▶ _WHAT YOU NEED TO DO_
Wherever a line in the data below holds "skills", copy that line.

▶ _RECORD EXTRACTS_

++++++++++

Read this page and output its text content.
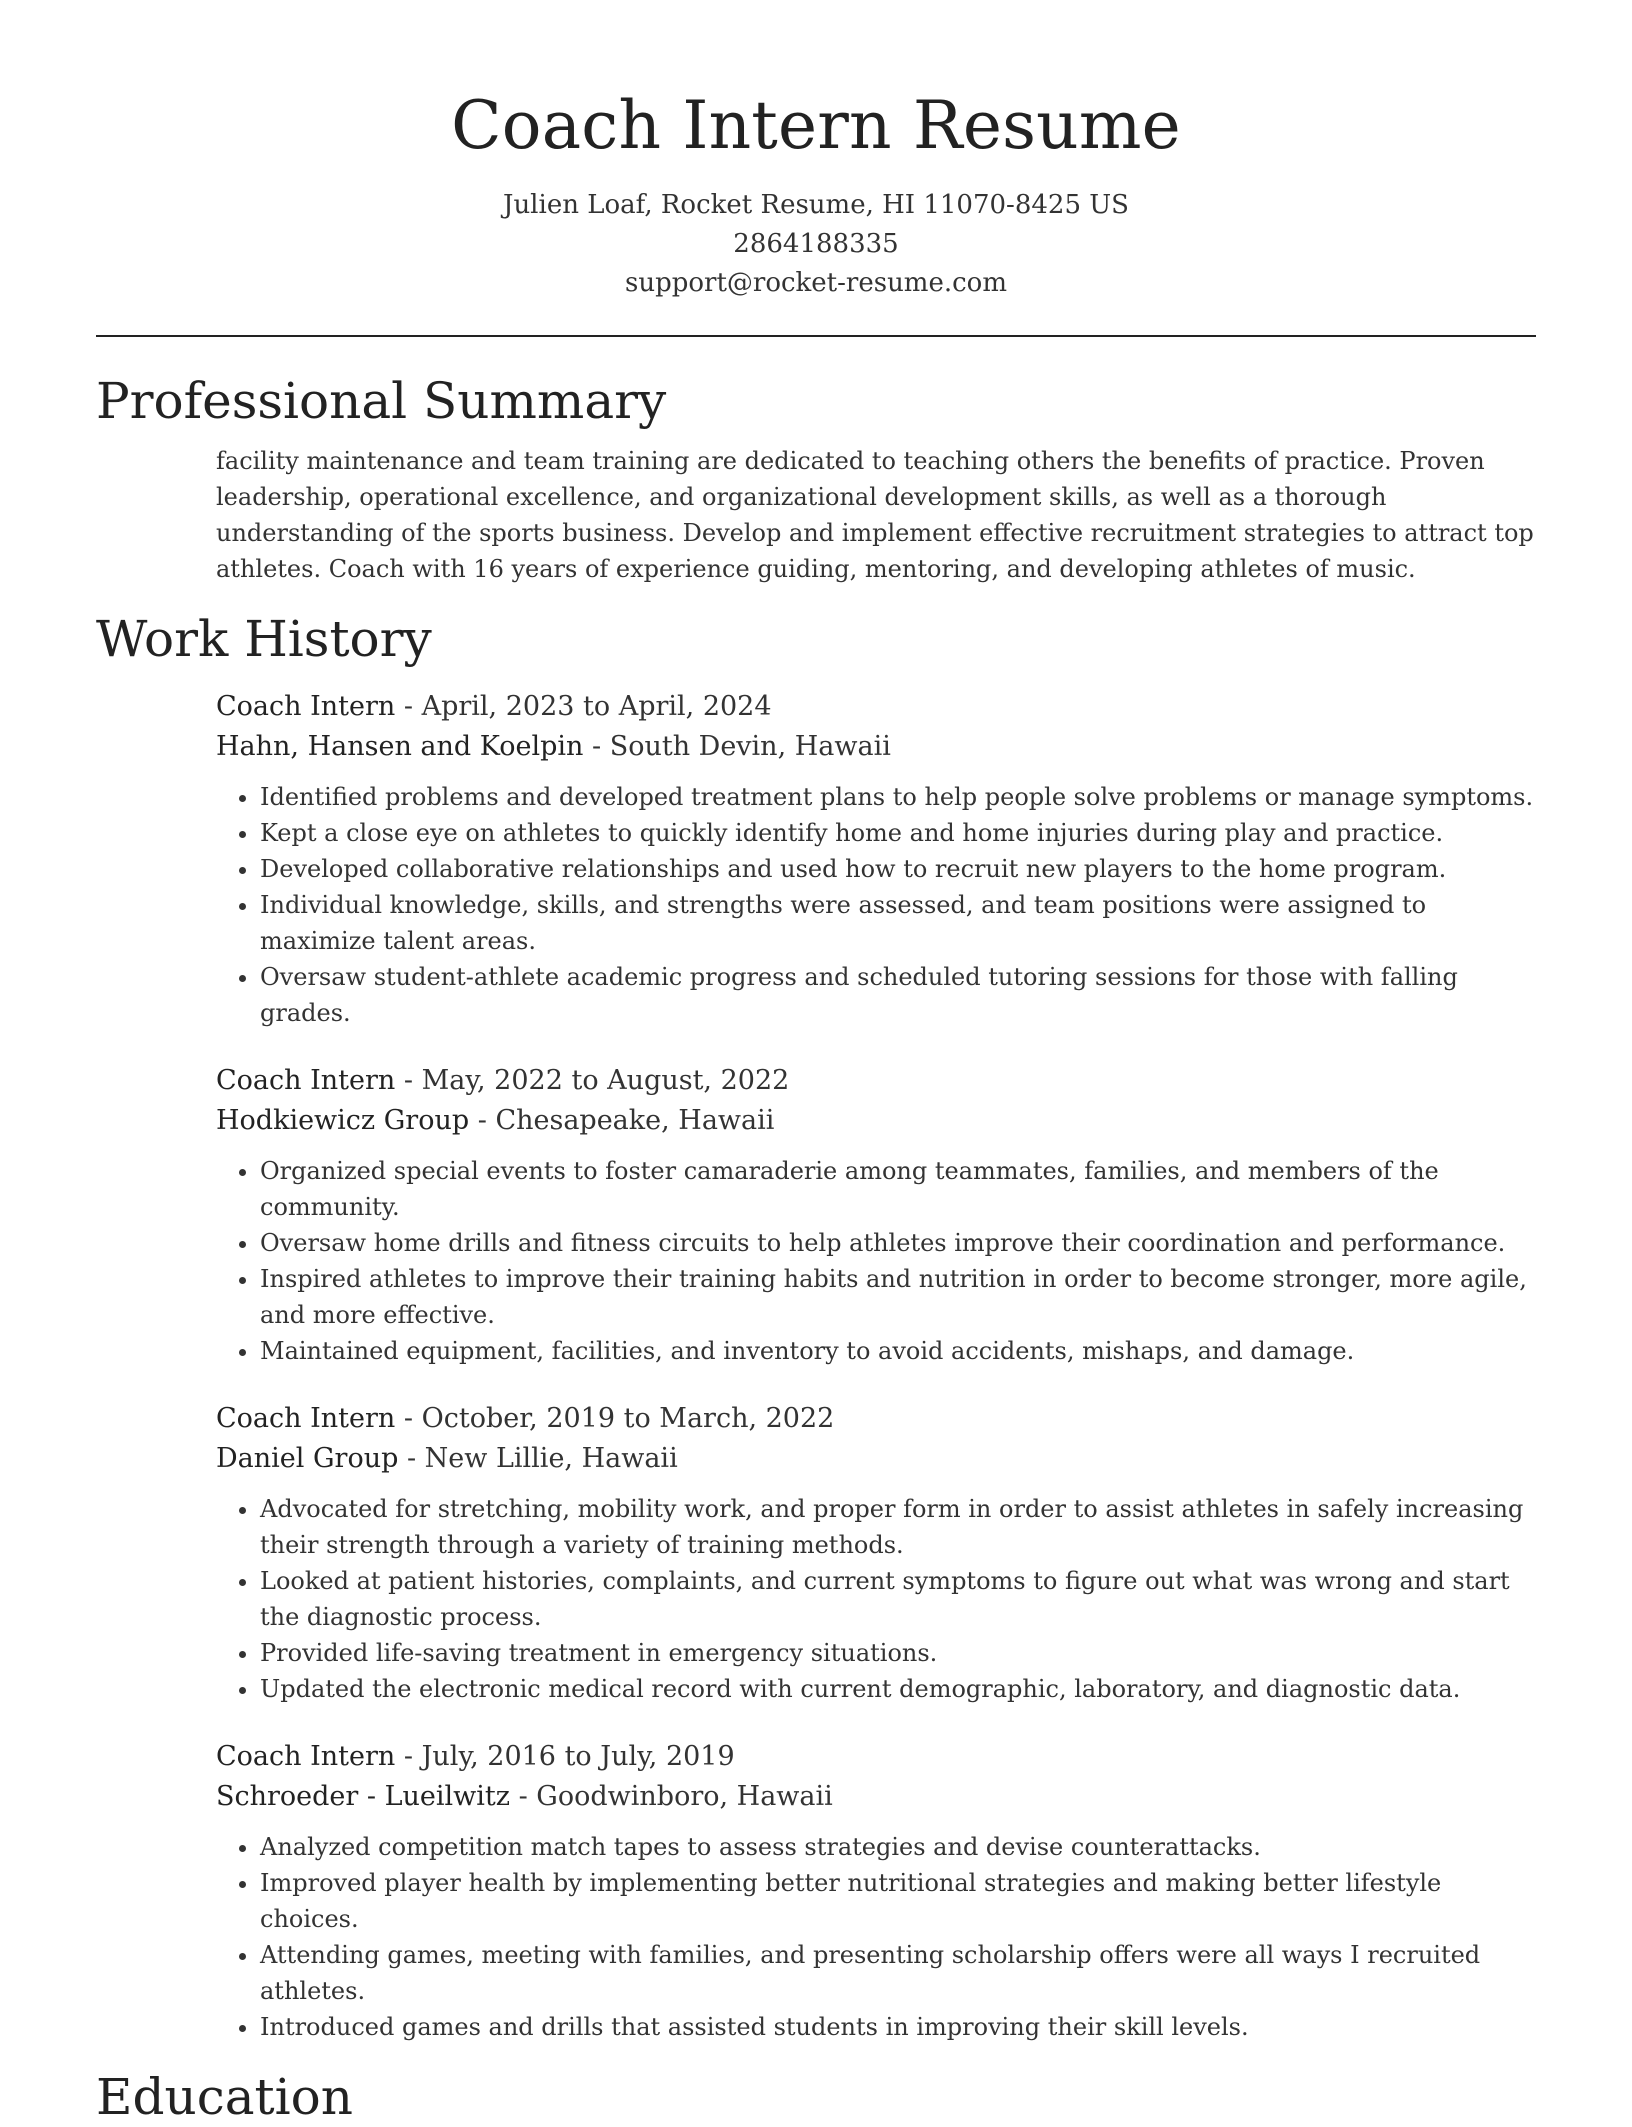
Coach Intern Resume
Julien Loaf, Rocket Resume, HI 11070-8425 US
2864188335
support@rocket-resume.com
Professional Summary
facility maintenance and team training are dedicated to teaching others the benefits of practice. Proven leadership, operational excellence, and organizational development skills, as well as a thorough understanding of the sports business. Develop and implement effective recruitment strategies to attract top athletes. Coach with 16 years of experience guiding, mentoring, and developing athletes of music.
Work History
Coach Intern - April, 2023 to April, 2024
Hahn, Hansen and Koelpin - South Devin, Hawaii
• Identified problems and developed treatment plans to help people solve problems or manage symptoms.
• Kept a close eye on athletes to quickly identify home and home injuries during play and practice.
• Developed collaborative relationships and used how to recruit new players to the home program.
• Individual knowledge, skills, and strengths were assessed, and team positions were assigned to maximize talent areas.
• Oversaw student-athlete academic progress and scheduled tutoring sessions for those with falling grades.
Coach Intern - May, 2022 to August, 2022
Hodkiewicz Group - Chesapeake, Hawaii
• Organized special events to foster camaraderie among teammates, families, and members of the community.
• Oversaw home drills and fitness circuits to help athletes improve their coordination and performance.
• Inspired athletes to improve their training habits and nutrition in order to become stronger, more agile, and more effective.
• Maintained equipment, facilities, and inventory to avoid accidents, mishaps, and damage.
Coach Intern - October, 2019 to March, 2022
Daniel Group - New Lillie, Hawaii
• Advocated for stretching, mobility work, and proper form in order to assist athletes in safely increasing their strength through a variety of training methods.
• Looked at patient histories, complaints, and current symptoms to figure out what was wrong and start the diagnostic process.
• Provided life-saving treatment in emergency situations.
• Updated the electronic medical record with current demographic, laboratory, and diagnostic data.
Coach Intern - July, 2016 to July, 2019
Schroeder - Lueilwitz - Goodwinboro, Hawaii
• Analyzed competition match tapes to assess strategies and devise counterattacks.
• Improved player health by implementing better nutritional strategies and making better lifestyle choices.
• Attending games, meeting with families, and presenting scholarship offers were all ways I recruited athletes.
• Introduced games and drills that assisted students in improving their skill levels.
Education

++++++++++

▶ _REPLY TO THE EXERCISE_
facility maintenance and team training are dedicated to teaching others the benefits of practice. Proven leadership, operational excellence, and organizational development skills, as well as a thorough understanding of the sports business. Develop and implement effective recruitment strategies to attract top athletes. Coach with 16 years of experience guiding, mentoring, and developing athletes of music.
• Individual knowledge, skills, and strengths were assessed, and team positions were assigned to maximize talent areas.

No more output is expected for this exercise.